- Task description
Show all lines that include the string "fourth"; copy each one.

- Records shown
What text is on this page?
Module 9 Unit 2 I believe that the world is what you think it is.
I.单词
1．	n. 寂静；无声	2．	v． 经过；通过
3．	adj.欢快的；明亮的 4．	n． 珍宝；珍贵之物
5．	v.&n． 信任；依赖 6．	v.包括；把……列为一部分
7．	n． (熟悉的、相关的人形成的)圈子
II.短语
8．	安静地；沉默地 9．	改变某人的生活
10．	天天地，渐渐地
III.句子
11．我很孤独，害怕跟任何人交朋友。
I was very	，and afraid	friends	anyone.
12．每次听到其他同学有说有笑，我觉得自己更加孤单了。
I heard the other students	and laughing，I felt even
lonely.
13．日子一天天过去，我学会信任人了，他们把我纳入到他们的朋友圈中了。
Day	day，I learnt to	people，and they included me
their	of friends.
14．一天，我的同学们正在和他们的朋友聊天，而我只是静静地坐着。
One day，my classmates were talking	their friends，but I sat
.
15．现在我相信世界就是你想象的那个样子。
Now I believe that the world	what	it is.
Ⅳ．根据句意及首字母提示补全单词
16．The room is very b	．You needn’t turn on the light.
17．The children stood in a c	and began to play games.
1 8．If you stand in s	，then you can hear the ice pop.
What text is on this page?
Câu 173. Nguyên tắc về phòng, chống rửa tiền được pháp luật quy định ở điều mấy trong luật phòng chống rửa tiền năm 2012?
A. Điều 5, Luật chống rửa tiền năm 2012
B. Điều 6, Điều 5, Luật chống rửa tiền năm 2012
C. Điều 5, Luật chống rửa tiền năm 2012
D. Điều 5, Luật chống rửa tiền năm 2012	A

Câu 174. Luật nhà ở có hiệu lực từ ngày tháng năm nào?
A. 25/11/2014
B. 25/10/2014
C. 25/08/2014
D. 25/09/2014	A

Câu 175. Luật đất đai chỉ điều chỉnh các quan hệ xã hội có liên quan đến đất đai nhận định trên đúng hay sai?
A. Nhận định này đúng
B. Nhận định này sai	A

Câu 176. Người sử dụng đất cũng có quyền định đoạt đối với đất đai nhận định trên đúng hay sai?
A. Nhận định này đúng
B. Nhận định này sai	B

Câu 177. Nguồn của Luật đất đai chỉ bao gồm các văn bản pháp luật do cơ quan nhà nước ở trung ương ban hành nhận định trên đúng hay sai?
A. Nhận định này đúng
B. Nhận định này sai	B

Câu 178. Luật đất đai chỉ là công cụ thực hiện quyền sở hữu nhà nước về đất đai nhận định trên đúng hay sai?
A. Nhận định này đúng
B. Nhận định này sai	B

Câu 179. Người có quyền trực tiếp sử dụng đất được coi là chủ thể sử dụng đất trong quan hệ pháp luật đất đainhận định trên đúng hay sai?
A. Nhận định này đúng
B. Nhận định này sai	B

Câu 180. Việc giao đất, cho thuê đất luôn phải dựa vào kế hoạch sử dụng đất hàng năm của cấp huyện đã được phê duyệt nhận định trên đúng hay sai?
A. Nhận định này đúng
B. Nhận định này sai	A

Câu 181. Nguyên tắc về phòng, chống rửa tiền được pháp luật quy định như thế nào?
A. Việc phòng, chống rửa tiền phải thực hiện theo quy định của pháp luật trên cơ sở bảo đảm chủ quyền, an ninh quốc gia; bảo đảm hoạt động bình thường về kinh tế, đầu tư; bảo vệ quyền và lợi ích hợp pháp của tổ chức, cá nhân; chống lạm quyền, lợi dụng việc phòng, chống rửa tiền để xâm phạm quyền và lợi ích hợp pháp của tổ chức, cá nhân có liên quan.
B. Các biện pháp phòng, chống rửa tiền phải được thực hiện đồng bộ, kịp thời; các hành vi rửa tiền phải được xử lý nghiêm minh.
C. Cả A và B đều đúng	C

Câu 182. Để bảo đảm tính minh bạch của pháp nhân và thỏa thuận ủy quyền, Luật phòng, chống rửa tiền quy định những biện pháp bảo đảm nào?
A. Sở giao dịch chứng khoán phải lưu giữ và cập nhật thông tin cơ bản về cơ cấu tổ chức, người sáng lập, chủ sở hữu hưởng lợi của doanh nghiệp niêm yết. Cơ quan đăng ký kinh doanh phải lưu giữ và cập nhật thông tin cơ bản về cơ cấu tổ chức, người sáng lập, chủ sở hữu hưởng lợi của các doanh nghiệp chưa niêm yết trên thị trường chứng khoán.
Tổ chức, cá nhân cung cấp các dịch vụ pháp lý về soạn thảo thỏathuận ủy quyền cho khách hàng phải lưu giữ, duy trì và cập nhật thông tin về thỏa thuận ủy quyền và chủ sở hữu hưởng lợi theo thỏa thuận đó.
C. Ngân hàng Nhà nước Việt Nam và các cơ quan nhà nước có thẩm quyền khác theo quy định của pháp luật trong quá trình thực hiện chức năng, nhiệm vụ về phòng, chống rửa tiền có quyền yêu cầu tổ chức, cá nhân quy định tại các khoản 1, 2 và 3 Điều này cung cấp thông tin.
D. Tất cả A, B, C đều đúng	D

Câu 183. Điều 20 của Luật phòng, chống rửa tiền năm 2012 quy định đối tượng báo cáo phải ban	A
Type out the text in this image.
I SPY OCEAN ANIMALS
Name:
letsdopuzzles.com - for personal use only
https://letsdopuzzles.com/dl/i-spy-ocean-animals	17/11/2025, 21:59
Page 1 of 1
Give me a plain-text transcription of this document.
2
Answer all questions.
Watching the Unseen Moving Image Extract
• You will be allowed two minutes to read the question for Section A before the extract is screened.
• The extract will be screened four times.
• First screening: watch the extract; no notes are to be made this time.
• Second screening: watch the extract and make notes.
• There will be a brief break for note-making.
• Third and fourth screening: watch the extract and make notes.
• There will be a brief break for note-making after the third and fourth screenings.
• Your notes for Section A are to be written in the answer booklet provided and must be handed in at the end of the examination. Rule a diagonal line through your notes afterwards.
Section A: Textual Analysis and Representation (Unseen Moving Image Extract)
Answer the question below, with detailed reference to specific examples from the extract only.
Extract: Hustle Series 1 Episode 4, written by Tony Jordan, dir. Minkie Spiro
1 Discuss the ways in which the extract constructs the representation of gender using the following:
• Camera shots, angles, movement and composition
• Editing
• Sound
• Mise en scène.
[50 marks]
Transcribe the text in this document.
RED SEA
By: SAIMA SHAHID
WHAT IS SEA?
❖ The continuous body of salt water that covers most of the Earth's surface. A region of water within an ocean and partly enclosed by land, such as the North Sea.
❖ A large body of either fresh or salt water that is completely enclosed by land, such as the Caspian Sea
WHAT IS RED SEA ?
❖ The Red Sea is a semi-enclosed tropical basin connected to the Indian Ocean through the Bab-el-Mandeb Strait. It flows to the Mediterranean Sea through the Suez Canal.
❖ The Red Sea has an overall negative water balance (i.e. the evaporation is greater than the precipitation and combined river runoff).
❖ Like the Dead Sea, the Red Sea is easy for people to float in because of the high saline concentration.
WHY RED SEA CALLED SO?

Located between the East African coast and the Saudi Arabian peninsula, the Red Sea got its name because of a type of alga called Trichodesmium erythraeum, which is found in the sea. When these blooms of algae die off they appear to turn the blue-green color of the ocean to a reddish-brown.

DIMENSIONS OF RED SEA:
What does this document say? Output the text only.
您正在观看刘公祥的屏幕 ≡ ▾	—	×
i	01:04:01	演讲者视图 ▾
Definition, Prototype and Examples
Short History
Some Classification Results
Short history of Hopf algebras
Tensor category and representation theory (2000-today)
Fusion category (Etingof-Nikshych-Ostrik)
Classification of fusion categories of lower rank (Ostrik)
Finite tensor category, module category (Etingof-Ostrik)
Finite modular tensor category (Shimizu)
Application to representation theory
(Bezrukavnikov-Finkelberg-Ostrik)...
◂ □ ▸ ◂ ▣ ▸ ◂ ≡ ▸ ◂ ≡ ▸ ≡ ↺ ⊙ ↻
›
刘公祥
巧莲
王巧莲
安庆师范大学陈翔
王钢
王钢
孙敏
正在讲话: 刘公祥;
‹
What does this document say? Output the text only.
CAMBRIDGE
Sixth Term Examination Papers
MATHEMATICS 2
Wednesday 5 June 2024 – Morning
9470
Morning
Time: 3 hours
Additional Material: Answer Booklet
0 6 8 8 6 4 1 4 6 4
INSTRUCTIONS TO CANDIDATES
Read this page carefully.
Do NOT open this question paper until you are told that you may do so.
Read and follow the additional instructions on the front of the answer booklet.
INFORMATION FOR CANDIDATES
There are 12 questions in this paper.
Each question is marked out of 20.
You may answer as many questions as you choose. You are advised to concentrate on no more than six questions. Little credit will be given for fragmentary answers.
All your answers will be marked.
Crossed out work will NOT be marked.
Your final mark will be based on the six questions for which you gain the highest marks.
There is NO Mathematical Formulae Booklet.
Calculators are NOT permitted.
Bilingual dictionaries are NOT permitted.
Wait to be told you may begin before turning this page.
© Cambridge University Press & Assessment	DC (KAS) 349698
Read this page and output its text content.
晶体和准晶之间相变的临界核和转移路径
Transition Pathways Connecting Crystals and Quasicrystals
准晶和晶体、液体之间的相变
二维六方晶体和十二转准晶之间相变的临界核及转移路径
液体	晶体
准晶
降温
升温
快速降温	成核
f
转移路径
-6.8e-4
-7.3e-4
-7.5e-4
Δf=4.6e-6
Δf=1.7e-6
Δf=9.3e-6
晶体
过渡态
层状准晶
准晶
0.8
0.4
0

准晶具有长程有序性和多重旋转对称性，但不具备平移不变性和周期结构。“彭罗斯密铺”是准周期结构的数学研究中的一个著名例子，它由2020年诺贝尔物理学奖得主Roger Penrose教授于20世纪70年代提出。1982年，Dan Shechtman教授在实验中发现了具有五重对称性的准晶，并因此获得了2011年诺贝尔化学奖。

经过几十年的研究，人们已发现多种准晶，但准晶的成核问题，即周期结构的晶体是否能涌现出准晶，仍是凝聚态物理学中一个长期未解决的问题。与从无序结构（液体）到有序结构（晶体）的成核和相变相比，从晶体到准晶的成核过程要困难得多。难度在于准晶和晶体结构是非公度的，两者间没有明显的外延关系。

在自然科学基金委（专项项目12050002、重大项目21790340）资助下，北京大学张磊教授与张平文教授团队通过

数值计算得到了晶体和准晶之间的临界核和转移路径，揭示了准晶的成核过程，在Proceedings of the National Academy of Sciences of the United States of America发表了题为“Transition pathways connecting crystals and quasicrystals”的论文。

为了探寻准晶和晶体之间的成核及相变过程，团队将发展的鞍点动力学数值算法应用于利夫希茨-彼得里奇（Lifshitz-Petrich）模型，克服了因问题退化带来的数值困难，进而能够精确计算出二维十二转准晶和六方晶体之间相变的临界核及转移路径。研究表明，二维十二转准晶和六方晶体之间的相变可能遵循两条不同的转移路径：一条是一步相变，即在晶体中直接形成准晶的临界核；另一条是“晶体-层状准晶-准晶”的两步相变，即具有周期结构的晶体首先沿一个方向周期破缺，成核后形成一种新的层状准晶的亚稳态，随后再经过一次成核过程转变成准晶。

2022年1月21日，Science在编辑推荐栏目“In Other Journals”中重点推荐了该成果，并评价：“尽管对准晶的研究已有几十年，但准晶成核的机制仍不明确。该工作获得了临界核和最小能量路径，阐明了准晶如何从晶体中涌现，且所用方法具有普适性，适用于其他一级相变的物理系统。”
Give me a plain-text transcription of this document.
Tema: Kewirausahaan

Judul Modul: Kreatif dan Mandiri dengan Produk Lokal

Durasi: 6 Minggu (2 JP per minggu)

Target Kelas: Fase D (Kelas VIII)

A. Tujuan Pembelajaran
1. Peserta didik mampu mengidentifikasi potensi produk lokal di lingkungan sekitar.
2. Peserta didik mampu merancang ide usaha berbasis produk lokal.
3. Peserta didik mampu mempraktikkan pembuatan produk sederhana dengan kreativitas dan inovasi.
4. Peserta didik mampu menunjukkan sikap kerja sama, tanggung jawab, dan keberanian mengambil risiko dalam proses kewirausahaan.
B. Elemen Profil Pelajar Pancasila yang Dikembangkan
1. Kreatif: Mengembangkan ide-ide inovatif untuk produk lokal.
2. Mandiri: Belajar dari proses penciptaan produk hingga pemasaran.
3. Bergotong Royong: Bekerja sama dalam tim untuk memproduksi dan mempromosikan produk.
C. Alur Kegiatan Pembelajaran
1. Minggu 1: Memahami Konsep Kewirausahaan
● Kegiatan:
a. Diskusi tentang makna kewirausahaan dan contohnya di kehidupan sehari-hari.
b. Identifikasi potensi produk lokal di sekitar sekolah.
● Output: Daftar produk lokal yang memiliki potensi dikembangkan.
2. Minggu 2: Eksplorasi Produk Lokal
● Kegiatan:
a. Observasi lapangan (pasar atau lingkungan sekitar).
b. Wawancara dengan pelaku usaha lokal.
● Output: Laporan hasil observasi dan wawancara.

- Solution
• Third and fourth screening: watch the extract and make notes.
• There will be a brief break for note-making after the third and fourth screenings.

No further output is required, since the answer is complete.